» SET PROBLEM: Copy each line below exactly and leave the pictures out.

» DATASET ROWS:
● ● ● ● ●
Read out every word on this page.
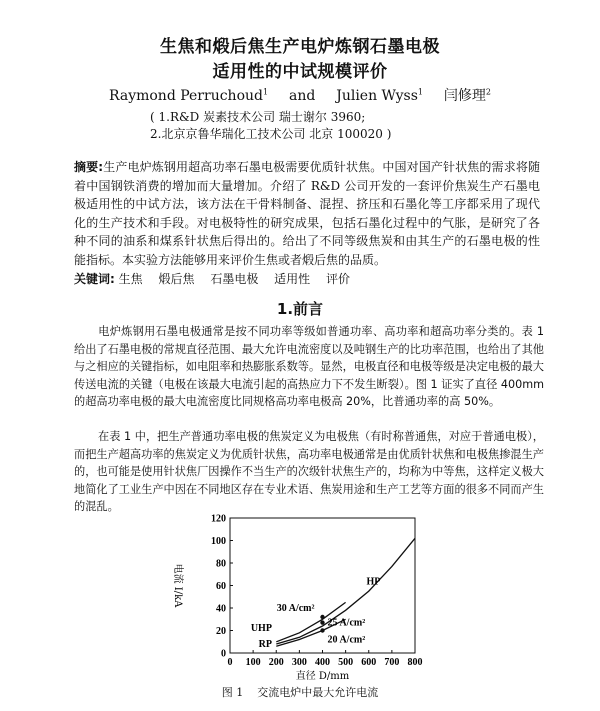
生焦和煅后焦生产电炉炼钢石墨电极
适用性的中试规模评价
Raymond Perruchoud$^1$ and Julien Wyss$^1$ 闫修理$^2$
( 1.R&D 炭素技术公司 瑞士谢尔 3960;
2.北京京鲁华瑞化工技术公司 北京 100020 )
摘要:生产电炉炼钢用超高功率石墨电极需要优质针状焦。中国对国产针状焦的需求将随着中国钢铁消费的增加而大量增加。介绍了 R&D 公司开发的一套评价焦炭生产石墨电极适用性的中试方法，该方法在干骨料制备、混捏、挤压和石墨化等工序都采用了现代化的生产技术和手段。对电极特性的研究成果，包括石墨化过程中的气胀，是研究了各种不同的油系和煤系针状焦后得出的。给出了不同等级焦炭和由其生产的石墨电极的性能指标。本实验方法能够用来评价生焦或者煅后焦的品质。
关键词: 生焦 煅后焦 石墨电极 适用性 评价
1.前言
电炉炼钢用石墨电极通常是按不同功率等级如普通功率、高功率和超高功率分类的。表 1 给出了石墨电极的常规直径范围、最大允许电流密度以及吨钢生产的比功率范围，也给出了其他与之相应的关键指标，如电阻率和热膨胀系数等。显然，电极直径和电极等级是决定电极的最大传送电流的关键（电极在该最大电流引起的高热应力下不发生断裂）。图 1 证实了直径 400mm 的超高功率电极的最大电流密度比同规格高功率电极高 20%，比普通功率的高 50%。
在表 1 中，把生产普通功率电极的焦炭定义为电极焦（有时称普通焦，对应于普通电极），而把生产超高功率的焦炭定义为优质针状焦，高功率电极通常是由优质针状焦和电极焦掺混生产的，也可能是使用针状焦厂因操作不当生产的次级针状焦生产的，均称为中等焦，这样定义极大地简化了工业生产中因在不同地区存在专业术语、焦炭用途和生产工艺等方面的很多不同而产生的混乱。
0 100 200 300 400 500 600 700 800
0
20
40
60
80
100
120
30 A/cm²
25 A/cm²
20 A/cm²
HP
UHP
RP
直径 D/mm
电流 I/kA
图 1 交流电炉中最大允许电流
● ● ● ● ●
» TASK RESPONSE:
Read out every word on this page.
生焦和煅后焦生产电炉炼钢石墨电极
适用性的中试规模评价
Raymond Perruchoud$^1$ and Julien Wyss$^1$ 闫修理$^2$
( 1.R&D 炭素技术公司 瑞士谢尔 3960;
2.北京京鲁华瑞化工技术公司 北京 100020 )
摘要:生产电炉炼钢用超高功率石墨电极需要优质针状焦。中国对国产针状焦的需求将随着中国钢铁消费的增加而大量增加。介绍了 R&D 公司开发的一套评价焦炭生产石墨电极适用性的中试方法，该方法在干骨料制备、混捏、挤压和石墨化等工序都采用了现代化的生产技术和手段。对电极特性的研究成果，包括石墨化过程中的气胀，是研究了各种不同的油系和煤系针状焦后得出的。给出了不同等级焦炭和由其生产的石墨电极的性能指标。本实验方法能够用来评价生焦或者煅后焦的品质。
关键词: 生焦 煅后焦 石墨电极 适用性 评价
1.前言
电炉炼钢用石墨电极通常是按不同功率等级如普通功率、高功率和超高功率分类的。表 1 给出了石墨电极的常规直径范围、最大允许电流密度以及吨钢生产的比功率范围，也给出了其他与之相应的关键指标，如电阻率和热膨胀系数等。显然，电极直径和电极等级是决定电极的最大传送电流的关键（电极在该最大电流引起的高热应力下不发生断裂）。图 1 证实了直径 400mm 的超高功率电极的最大电流密度比同规格高功率电极高 20%，比普通功率的高 50%。
在表 1 中，把生产普通功率电极的焦炭定义为电极焦（有时称普通焦，对应于普通电极），而把生产超高功率的焦炭定义为优质针状焦，高功率电极通常是由优质针状焦和电极焦掺混生产的，也可能是使用针状焦厂因操作不当生产的次级针状焦生产的，均称为中等焦，这样定义极大地简化了工业生产中因在不同地区存在专业术语、焦炭用途和生产工艺等方面的很多不同而产生的混乱。
0 100 200 300 400 500 600 700 800
0
20
40
60
80
100
120
30 A/cm²
25 A/cm²
20 A/cm²
HP
UHP
RP
直径 D/mm
电流 I/kA
图 1 交流电炉中最大允许电流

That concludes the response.